# WORK INSTRUCTIONS
The entries below should be given again exactly, minus their pictures.

# INPUT MATERIAL
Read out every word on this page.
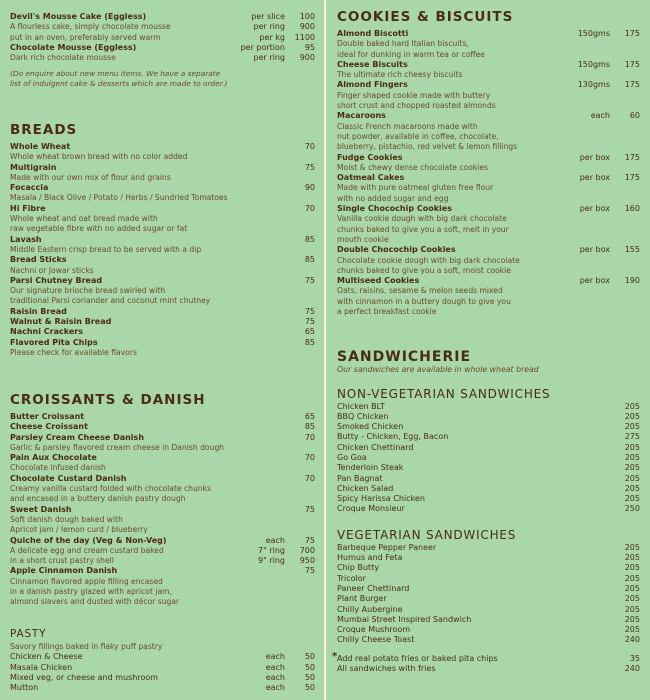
Devil's Mousse Cake (Eggless)	per slice	100
A flourless cake, simply chocolate mousse	per ring	900
put in an oven, preferably served warm	per kg	1100
Chocolate Mousse (Eggless)	per portion	95
Dark rich chocolate mousse	per ring	900
(Do enquire about new menu items. We have a separate
list of indulgent cake & desserts which are made to order.)
BREADS
Whole Wheat	70
Whole wheat brown bread with no color added
Multigrain	75
Made with our own mix of flour and grains
Focaccia	90
Masala / Black Olive / Potato / Herbs / Sundried Tomatoes
Hi Fibre	70
Whole wheat and oat bread made with
raw vegetable fibre with no added sugar or fat
Lavash	85
Middle Eastern crisp bread to be served with a dip
Bread Sticks	85
Nachni or Jowar sticks
Parsi Chutney Bread	75
Our signature brioche bread swirled with
traditional Parsi coriander and coconut mint chutney
Raisin Bread	75
Walnut & Raisin Bread	75
Nachni Crackers	65
Flavored Pita Chips	85
Please check for available flavors
CROISSANTS & DANISH
Butter Croissant	65
Cheese Croissant	85
Parsley Cream Cheese Danish	70
Garlic & parsley flavored cream cheese in Danish dough
Pain Aux Chocolate	70
Chocolate infused danish
Chocolate Custard Danish	70
Creamy vanilla custard folded with chocolate chunks
and encased in a buttery danish pastry dough
Sweet Danish	75
Soft danish dough baked with
Apricot jam / lemon curd / blueberry
Quiche of the day (Veg & Non-Veg)	each	75
A delicate egg and cream custard baked	7" ring	700
in a short crust pastry shell	9" ring	950
Apple Cinnamon Danish	75
Cinnamon flavored apple filling encased
in a danish pastry glazed with apricot jam,
almond slavers and dusted with décor sugar
PASTY
Savory fillings baked in flaky puff pastry
Chicken & Cheese	each	50
Masala Chicken	each	50
Mixed veg, or cheese and mushroom	each	50
Mutton	each	50
COOKIES & BISCUITS
Almond Biscotti	150gms	175
Double baked hard Italian biscuits,
ideal for dunking in warm tea or coffee
Cheese Biscuits	150gms	175
The ultimate rich cheesy biscuits
Almond Fingers	130gms	175
Finger shaped cookie made with buttery
short crust and chopped roasted almonds
Macaroons	each	60
Classic French macaroons made with
nut powder, available in coffee, chocolate,
blueberry, pistachio, red velvet & lemon fillings
Fudge Cookies	per box	175
Moist & chewy dense chocolate cookies
Oatmeal Cakes	per box	175
Made with pure oatmeal gluten free flour
with no added sugar and egg
Single Chocochip Cookies	per box	160
Vanilla cookie dough with big dark chocolate
chunks baked to give you a soft, melt in your
mouth cookie
Double Chocochip Cookies	per box	155
Chocolate cookie dough with big dark chocolate
chunks baked to give you a soft, moist cookie
Multiseed Cookies	per box	190
Oats, raisins, sesame & melon seeds mixed
with cinnamon in a buttery dough to give you
a perfect breakfast cookie
SANDWICHERIE
Our sandwiches are available in whole wheat bread
NON-VEGETARIAN SANDWICHES
Chicken BLT	205
BBQ Chicken	205
Smoked Chicken	205
Butty - Chicken, Egg, Bacon	275
Chicken Chettinard	205
Go Goa	205
Tenderloin Steak	205
Pan Bagnat	205
Chicken Salad	205
Spicy Harissa Chicken	205
Croque Monsieur	250
VEGETARIAN SANDWICHES
Barbeque Pepper Paneer	205
Humus and Feta	205
Chip Butty	205
Tricolor	205
Paneer Chettinard	205
Plant Burger	205
Chilly Aubergine	205
Mumbai Street Inspired Sandwich	205
Croque Mushroom	205
Chilly Cheese Toast	240
* Add real potato fries or baked pita chips	35
All sandwiches with fries	240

# ANSWER
Read out every word on this page.
Devil's Mousse Cake (Eggless)	per slice	100
A flourless cake, simply chocolate mousse	per ring	900
put in an oven, preferably served warm	per kg	1100
Chocolate Mousse (Eggless)	per portion	95
Dark rich chocolate mousse	per ring	900
(Do enquire about new menu items. We have a separate
list of indulgent cake & desserts which are made to order.)
BREADS
Whole Wheat	70
Whole wheat brown bread with no color added
Multigrain	75
Made with our own mix of flour and grains
Focaccia	90
Masala / Black Olive / Potato / Herbs / Sundried Tomatoes
Hi Fibre	70
Whole wheat and oat bread made with
raw vegetable fibre with no added sugar or fat
Lavash	85
Middle Eastern crisp bread to be served with a dip
Bread Sticks	85
Nachni or Jowar sticks
Parsi Chutney Bread	75
Our signature brioche bread swirled with
traditional Parsi coriander and coconut mint chutney
Raisin Bread	75
Walnut & Raisin Bread	75
Nachni Crackers	65
Flavored Pita Chips	85
Please check for available flavors
CROISSANTS & DANISH
Butter Croissant	65
Cheese Croissant	85
Parsley Cream Cheese Danish	70
Garlic & parsley flavored cream cheese in Danish dough
Pain Aux Chocolate	70
Chocolate infused danish
Chocolate Custard Danish	70
Creamy vanilla custard folded with chocolate chunks
and encased in a buttery danish pastry dough
Sweet Danish	75
Soft danish dough baked with
Apricot jam / lemon curd / blueberry
Quiche of the day (Veg & Non-Veg)	each	75
A delicate egg and cream custard baked	7" ring	700
in a short crust pastry shell	9" ring	950
Apple Cinnamon Danish	75
Cinnamon flavored apple filling encased
in a danish pastry glazed with apricot jam,
almond slavers and dusted with décor sugar
PASTY
Savory fillings baked in flaky puff pastry
Chicken & Cheese	each	50
Masala Chicken	each	50
Mixed veg, or cheese and mushroom	each	50
Mutton	each	50
COOKIES & BISCUITS
Almond Biscotti	150gms	175
Double baked hard Italian biscuits,
ideal for dunking in warm tea or coffee
Cheese Biscuits	150gms	175
The ultimate rich cheesy biscuits
Almond Fingers	130gms	175
Finger shaped cookie made with buttery
short crust and chopped roasted almonds
Macaroons	each	60
Classic French macaroons made with
nut powder, available in coffee, chocolate,
blueberry, pistachio, red velvet & lemon fillings
Fudge Cookies	per box	175
Moist & chewy dense chocolate cookies
Oatmeal Cakes	per box	175
Made with pure oatmeal gluten free flour
with no added sugar and egg
Single Chocochip Cookies	per box	160
Vanilla cookie dough with big dark chocolate
chunks baked to give you a soft, melt in your
mouth cookie
Double Chocochip Cookies	per box	155
Chocolate cookie dough with big dark chocolate
chunks baked to give you a soft, moist cookie
Multiseed Cookies	per box	190
Oats, raisins, sesame & melon seeds mixed
with cinnamon in a buttery dough to give you
a perfect breakfast cookie
SANDWICHERIE
Our sandwiches are available in whole wheat bread
NON-VEGETARIAN SANDWICHES
Chicken BLT	205
BBQ Chicken	205
Smoked Chicken	205
Butty - Chicken, Egg, Bacon	275
Chicken Chettinard	205
Go Goa	205
Tenderloin Steak	205
Pan Bagnat	205
Chicken Salad	205
Spicy Harissa Chicken	205
Croque Monsieur	250
VEGETARIAN SANDWICHES
Barbeque Pepper Paneer	205
Humus and Feta	205
Chip Butty	205
Tricolor	205
Paneer Chettinard	205
Plant Burger	205
Chilly Aubergine	205
Mumbai Street Inspired Sandwich	205
Croque Mushroom	205
Chilly Cheese Toast	240
* Add real potato fries or baked pita chips	35
All sandwiches with fries	240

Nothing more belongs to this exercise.